> **Compito da svolgere**
Puoi inserire tutte le righe dei dati qui sotto in una lista JSON di stringhe, una stringa per riga, saltando le righe vuote e lasciando fuori dalla risposta le immagini?

········

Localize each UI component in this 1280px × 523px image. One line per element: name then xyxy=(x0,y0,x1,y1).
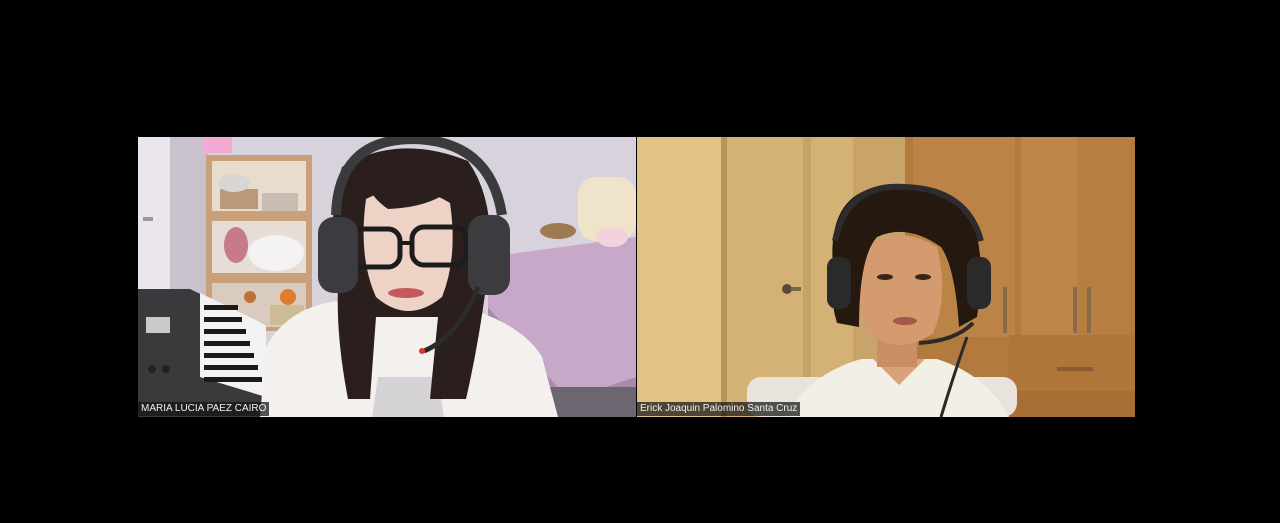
participant-video-1 xyxy=(138,137,636,417)
participant-name-label: Erick Joaquin Palomino Santa Cruz xyxy=(637,402,801,416)
participant-tile-1[interactable]: MARIA LUCIA PAEZ CAIRO xyxy=(138,137,636,417)
participant-video-2 xyxy=(637,137,1135,417)
video-call-stage: MARIA LUCIA PAEZ CAIRO Erick Joaquin Pal… xyxy=(0,0,1280,523)
participant-tile-2[interactable]: Erick Joaquin Palomino Santa Cruz xyxy=(637,137,1135,417)
participant-name-label: MARIA LUCIA PAEZ CAIRO xyxy=(138,402,270,416)
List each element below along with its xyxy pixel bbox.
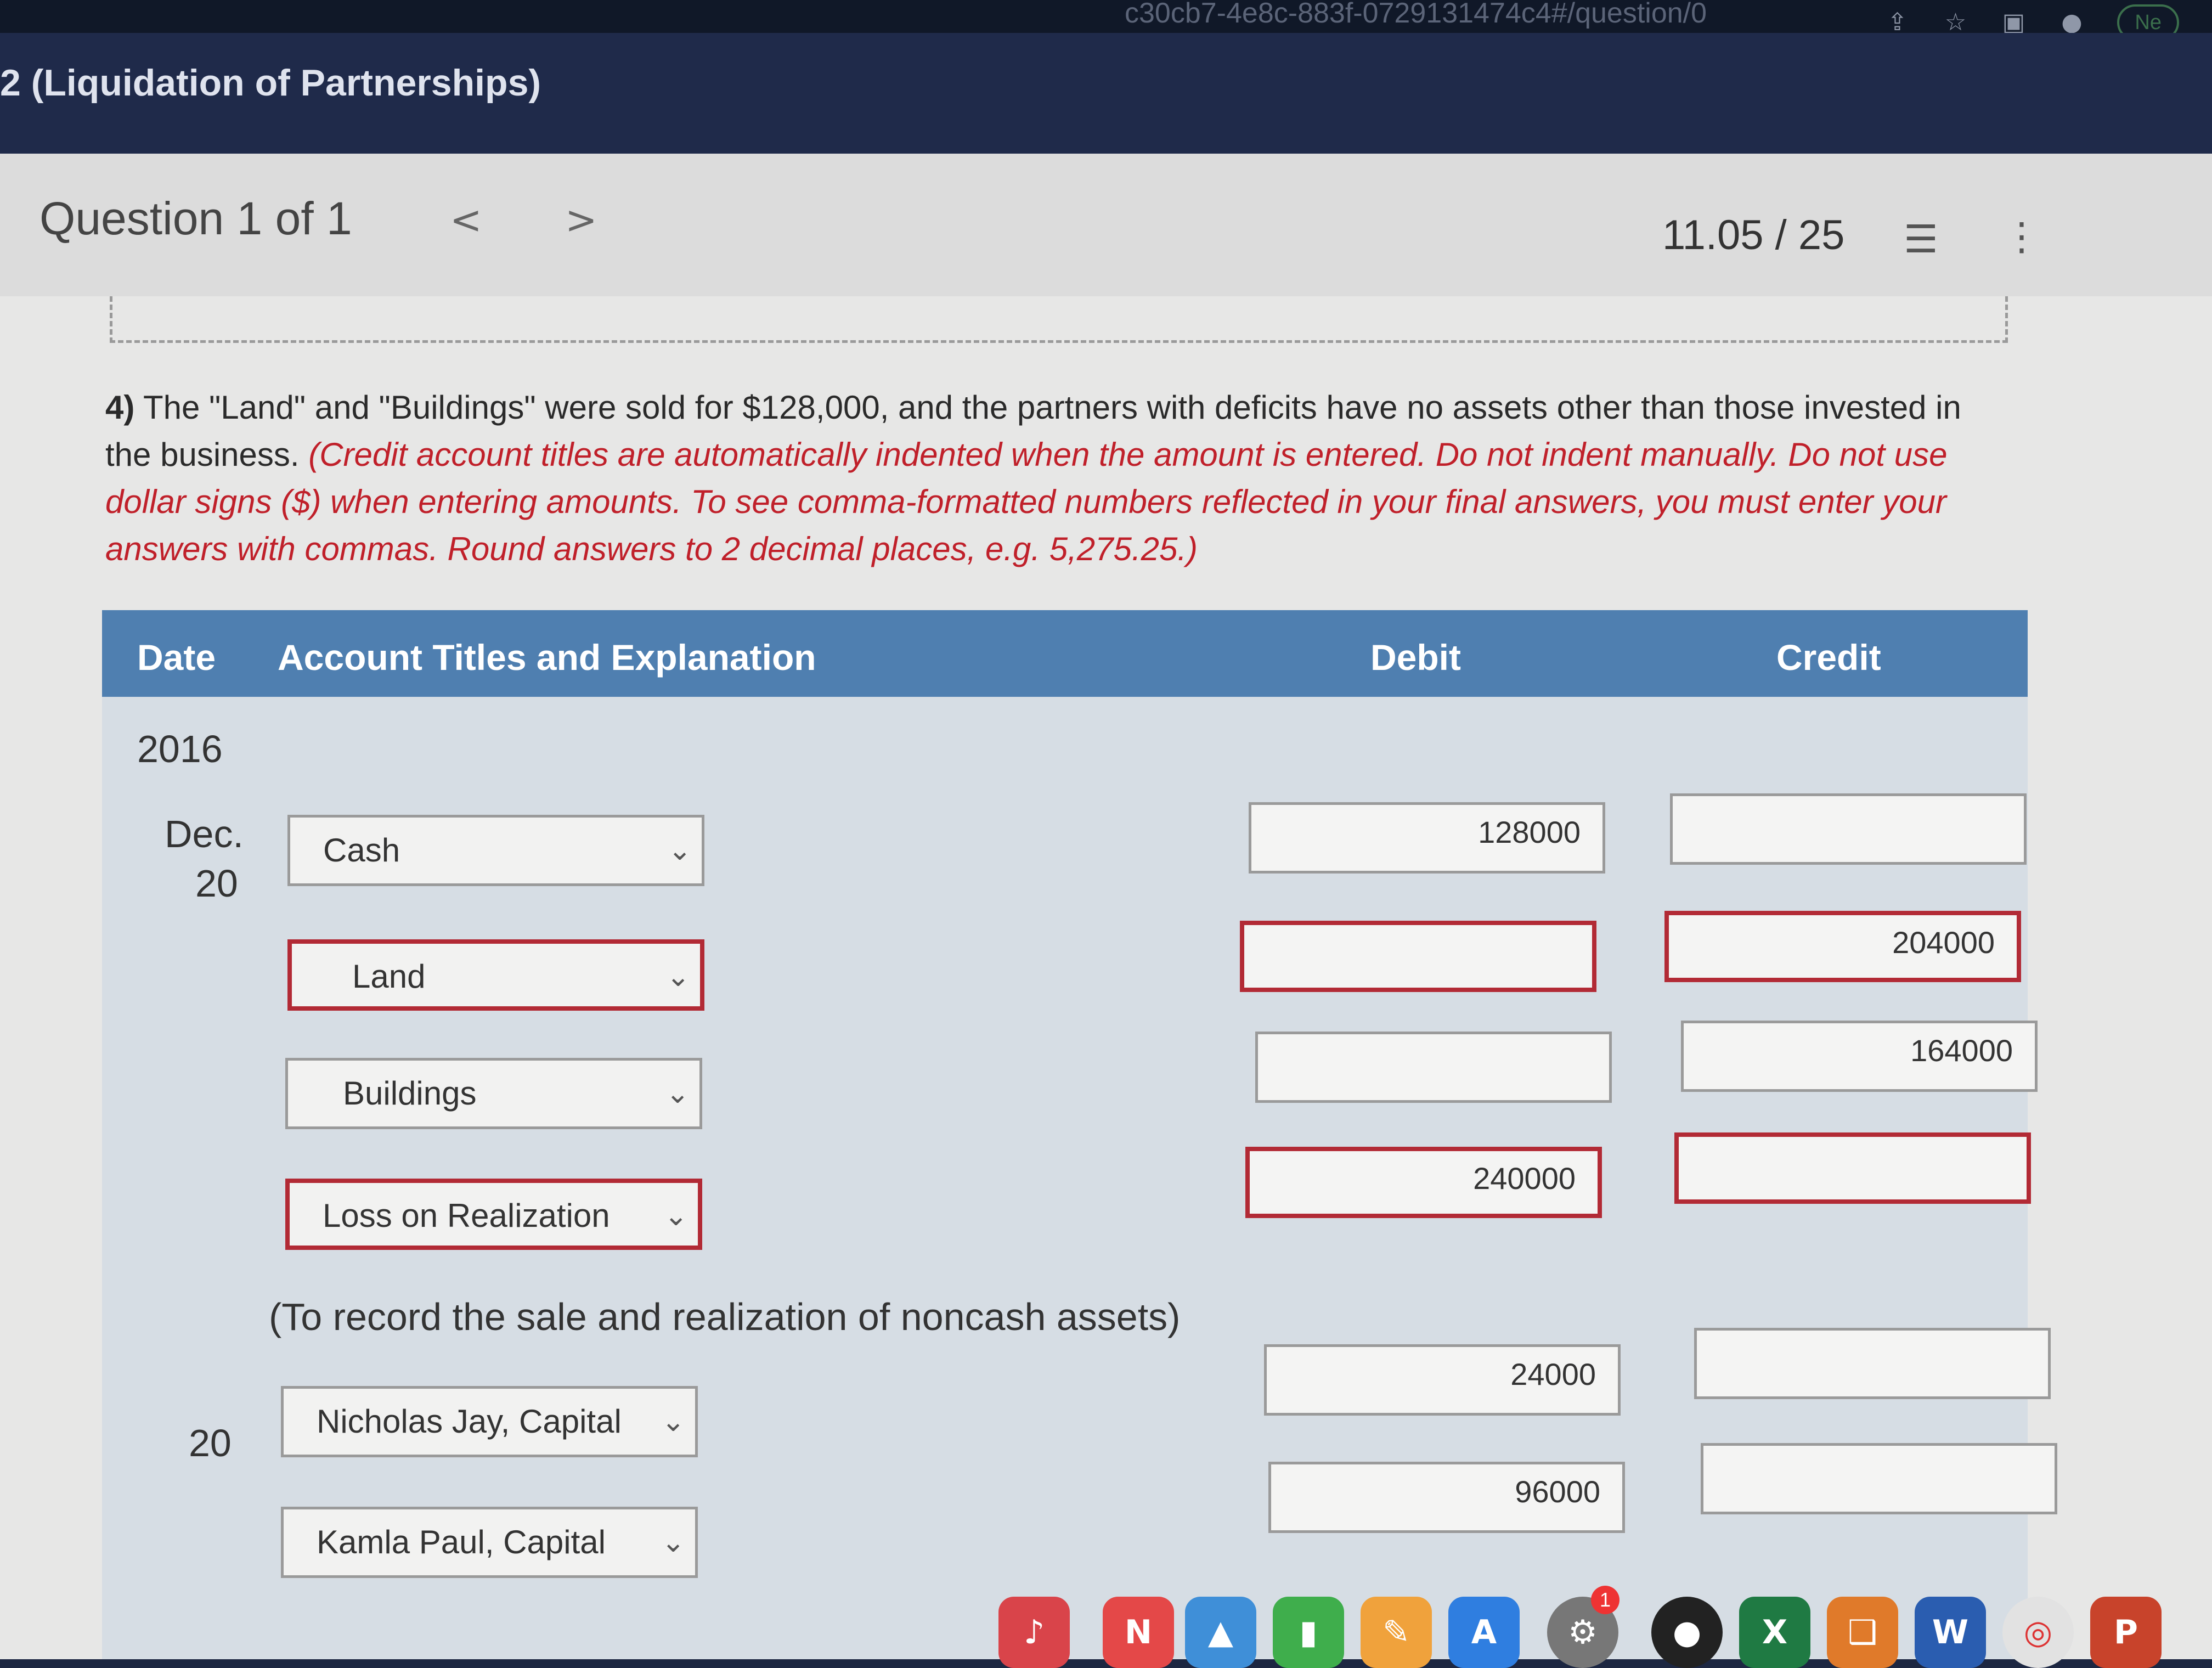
account-select-value: Loss on Realization [323, 1197, 610, 1234]
problem-instructions: (Credit account titles are automatically… [105, 436, 1948, 567]
chevron-down-icon: ⌄ [668, 834, 692, 867]
question-list-icon[interactable]: ☰ [1904, 217, 1938, 262]
excel-icon[interactable]: X [1739, 1597, 1810, 1668]
credit-input-row5[interactable] [1694, 1328, 2051, 1399]
browser-toolbar: c30cb7-4e8c-883f-0729131474c4#/question/… [0, 0, 2212, 41]
debit-header: Debit [1370, 637, 1461, 678]
debit-input-row4[interactable]: 240000 [1245, 1147, 1602, 1218]
music-icon[interactable]: ♪ [998, 1597, 1070, 1668]
chevron-down-icon: ⌄ [664, 1199, 688, 1232]
day-label: 20 [195, 862, 238, 905]
date-header: Date [137, 637, 216, 678]
dashed-separator [110, 296, 2008, 343]
numbers-icon[interactable]: ▮ [1273, 1597, 1344, 1668]
camera-icon[interactable]: ● [1651, 1597, 1723, 1668]
news-icon[interactable]: N [1103, 1597, 1174, 1668]
account-select-row3[interactable]: Buildings ⌄ [285, 1058, 702, 1129]
address-bar-url[interactable]: c30cb7-4e8c-883f-0729131474c4#/question/… [1125, 0, 1707, 30]
account-select-row4[interactable]: Loss on Realization ⌄ [285, 1179, 702, 1250]
debit-input-row6[interactable]: 96000 [1268, 1462, 1625, 1533]
account-select-row5[interactable]: Nicholas Jay, Capital ⌄ [281, 1386, 698, 1457]
day-label-entry2: 20 [189, 1422, 232, 1464]
account-select-value: Land [352, 958, 426, 995]
credit-header: Credit [1776, 637, 1881, 678]
score-display: 11.05 / 25 [1662, 212, 1845, 258]
credit-input-row1[interactable] [1670, 793, 2027, 865]
powerpoint-icon[interactable]: P [2090, 1597, 2162, 1668]
problem-number: 4) [105, 389, 135, 426]
chevron-down-icon: ⌄ [661, 1405, 685, 1438]
account-select-row6[interactable]: Kamla Paul, Capital ⌄ [281, 1507, 698, 1578]
account-select-value: Kamla Paul, Capital [317, 1524, 606, 1560]
credit-input-row2[interactable]: 204000 [1664, 911, 2021, 982]
credit-input-row3[interactable]: 164000 [1681, 1021, 2038, 1092]
app-store-icon[interactable]: A [1448, 1597, 1520, 1668]
next-question-button[interactable]: > [565, 198, 597, 243]
debit-input-row3[interactable] [1255, 1032, 1612, 1103]
account-select-row1[interactable]: Cash ⌄ [287, 815, 704, 886]
notification-badge: 1 [1591, 1586, 1620, 1614]
month-label: Dec. [165, 813, 244, 855]
chevron-down-icon: ⌄ [666, 960, 690, 993]
credit-input-row4[interactable] [1674, 1132, 2031, 1204]
chrome-icon[interactable]: ◎ [2002, 1597, 2074, 1668]
account-select-row2[interactable]: Land ⌄ [287, 939, 704, 1011]
year-label: 2016 [137, 728, 223, 770]
account-header: Account Titles and Explanation [278, 637, 816, 678]
books-icon[interactable]: ❑ [1827, 1597, 1898, 1668]
dock: ♪ N ▲ ▮ ✎ A ⚙ 1 ● X ❑ W ◎ P [576, 1580, 2212, 1668]
sidebar-icon[interactable]: ▣ [2001, 10, 2026, 35]
question-counter: Question 1 of 1 [40, 193, 352, 244]
share-icon[interactable]: ⇪ [1884, 10, 1910, 35]
profile-icon[interactable]: ● [2059, 10, 2084, 35]
word-icon[interactable]: W [1915, 1597, 1986, 1668]
debit-input-row5[interactable]: 24000 [1264, 1344, 1621, 1416]
debit-input-row2[interactable] [1240, 921, 1596, 992]
pages-icon[interactable]: ✎ [1361, 1597, 1432, 1668]
debit-input-row1[interactable]: 128000 [1249, 802, 1605, 874]
account-select-value: Cash [323, 832, 400, 869]
chevron-down-icon: ⌄ [665, 1077, 690, 1110]
prev-question-button[interactable]: < [450, 198, 482, 243]
course-title: 2 (Liquidation of Partnerships) [0, 62, 541, 104]
problem-text: 4) The "Land" and "Buildings" were sold … [105, 384, 2004, 573]
keynote-icon[interactable]: ▲ [1185, 1597, 1256, 1668]
star-icon[interactable]: ☆ [1943, 10, 1968, 35]
chevron-down-icon: ⌄ [661, 1526, 685, 1559]
account-select-value: Buildings [343, 1075, 477, 1112]
account-select-value: Nicholas Jay, Capital [317, 1403, 622, 1440]
credit-input-row6[interactable] [1701, 1443, 2057, 1514]
more-options-icon[interactable]: ⋮ [2002, 214, 2041, 259]
entry-explanation: (To record the sale and realization of n… [269, 1295, 1181, 1338]
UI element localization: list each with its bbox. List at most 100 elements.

········

> **La soluzione**
[
  "Localize each UI component in this 1280px × 523px image. One line per element: name then xyxy=(x0,y0,x1,y1).",
  "participant-video-1 xyxy=(138,137,636,417)",
  "participant-name-label: Erick Joaquin Palomino Santa Cruz xyxy=(637,402,801,416)",
  "participant-tile-1[interactable]: MARIA LUCIA PAEZ CAIRO xyxy=(138,137,636,417)",
  "participant-video-2 xyxy=(637,137,1135,417)",
  "video-call-stage: MARIA LUCIA PAEZ CAIRO Erick Joaquin Pal… xyxy=(0,0,1280,523)",
  "participant-tile-2[interactable]: Erick Joaquin Palomino Santa Cruz xyxy=(637,137,1135,417)",
  "participant-name-label: MARIA LUCIA PAEZ CAIRO xyxy=(138,402,270,416)",
  "List each element below along with its xyxy pixel bbox.",
  "account-select-value: Loss on Realization [323, 1197, 610, 1234]",
  "problem-instructions: (Credit account titles are automatically… [105, 436, 1948, 567]",
  "chevron-down-icon: ⌄ [668, 834, 692, 867]",
  "question-list-icon[interactable]: ☰ [1904, 217, 1938, 262]",
  "excel-icon[interactable]: X [1739, 1597, 1810, 1668]",
  "credit-input-row5[interactable] [1694, 1328, 2051, 1399]",
  "browser-toolbar: c30cb7-4e8c-883f-0729131474c4#/question/… [0, 0, 2212, 41]",
  "debit-header: Debit [1370, 637, 1461, 678]",
  "debit-input-row4[interactable]: 240000 [1245, 1147, 1602, 1218]",
  "music-icon[interactable]: ♪ [998, 1597, 1070, 1668]",
  "chevron-down-icon: ⌄ [664, 1199, 688, 1232]",
  "day-label: 20 [195, 862, 238, 905]",
  "date-header: Date [137, 637, 216, 678]",
  "dashed-separator [110, 296, 2008, 343]",
  "numbers-icon[interactable]: ▮ [1273, 1597, 1344, 1668]",
  "camera-icon[interactable]: ● [1651, 1597, 1723, 1668]",
  "news-icon[interactable]: N [1103, 1597, 1174, 1668]",
  "account-select-row3[interactable]: Buildings ⌄ [285, 1058, 702, 1129]",
  "address-bar-url[interactable]: c30cb7-4e8c-883f-0729131474c4#/question/… [1125, 0, 1707, 30]",
  "account-select-row4[interactable]: Loss on Realization ⌄ [285, 1179, 702, 1250]",
  "debit-input-row6[interactable]: 96000 [1268, 1462, 1625, 1533]",
  "account-select-row5[interactable]: Nicholas Jay, Capital ⌄ [281, 1386, 698, 1457]",
  "day-label-entry2: 20 [189, 1422, 232, 1464]",
  "account-select-value: Land [352, 958, 426, 995]",
  "credit-header: Credit [1776, 637, 1881, 678]",
  "score-display: 11.05 / 25 [1662, 212, 1845, 258]",
  "credit-input-row1[interactable] [1670, 793, 2027, 865]",
  "powerpoint-icon[interactable]: P [2090, 1597, 2162, 1668]",
  "problem-number: 4) [105, 389, 135, 426]",
  "chevron-down-icon: ⌄ [661, 1405, 685, 1438]",
  "account-select-row6[interactable]: Kamla Paul, Capital ⌄ [281, 1507, 698, 1578]",
  "account-select-value: Kamla Paul, Capital [317, 1524, 606, 1560]",
  "credit-input-row2[interactable]: 204000 [1664, 911, 2021, 982]",
  "credit-input-row3[interactable]: 164000 [1681, 1021, 2038, 1092]",
  "app-store-icon[interactable]: A [1448, 1597, 1520, 1668]",
  "next-question-button[interactable]: > [565, 198, 597, 243]",
  "debit-input-row3[interactable] [1255, 1032, 1612, 1103]",
  "account-select-row1[interactable]: Cash ⌄ [287, 815, 704, 886]",
  "notification-badge: 1 [1591, 1586, 1620, 1614]",
  "month-label: Dec. [165, 813, 244, 855]",
  "chevron-down-icon: ⌄ [666, 960, 690, 993]",
  "credit-input-row4[interactable] [1674, 1132, 2031, 1204]",
  "chrome-icon[interactable]: ◎ [2002, 1597, 2074, 1668]",
  "account-select-row2[interactable]: Land ⌄ [287, 939, 704, 1011]",
  "year-label: 2016 [137, 728, 223, 770]",
  "account-header: Account Titles and Explanation [278, 637, 816, 678]",
  "books-icon[interactable]: ❑ [1827, 1597, 1898, 1668]",
  "dock: ♪ N ▲ ▮ ✎ A ⚙ 1 ● X ❑ W ◎ P [576, 1580, 2212, 1668]",
  "sidebar-icon[interactable]: ▣ [2001, 10, 2026, 35]",
  "question-counter: Question 1 of 1 [40, 193, 352, 244]",
  "share-icon[interactable]: ⇪ [1884, 10, 1910, 35]",
  "profile-icon[interactable]: ● [2059, 10, 2084, 35]",
  "word-icon[interactable]: W [1915, 1597, 1986, 1668]",
  "debit-input-row5[interactable]: 24000 [1264, 1344, 1621, 1416]",
  "debit-input-row2[interactable] [1240, 921, 1596, 992]",
  "pages-icon[interactable]: ✎ [1361, 1597, 1432, 1668]",
  "debit-input-row1[interactable]: 128000 [1249, 802, 1605, 874]",
  "account-select-value: Cash [323, 832, 400, 869]",
  "chevron-down-icon: ⌄ [665, 1077, 690, 1110]",
  "prev-question-button[interactable]: < [450, 198, 482, 243]",
  "course-title: 2 (Liquidation of Partnerships) [0, 62, 541, 104]",
  "problem-text: 4) The \"Land\" and \"Buildings\" were sold … [105, 384, 2004, 573]",
  "keynote-icon[interactable]: ▲ [1185, 1597, 1256, 1668]",
  "star-icon[interactable]: ☆ [1943, 10, 1968, 35]",
  "chevron-down-icon: ⌄ [661, 1526, 685, 1559]",
  "account-select-value: Buildings [343, 1075, 477, 1112]",
  "account-select-value: Nicholas Jay, Capital [317, 1403, 622, 1440]",
  "credit-input-row6[interactable] [1701, 1443, 2057, 1514]",
  "more-options-icon[interactable]: ⋮ [2002, 214, 2041, 259]",
  "entry-explanation: (To record the sale and realization of n… [269, 1295, 1181, 1338]",
  "UI element localization: list each with its bbox. List at most 100 elements."
]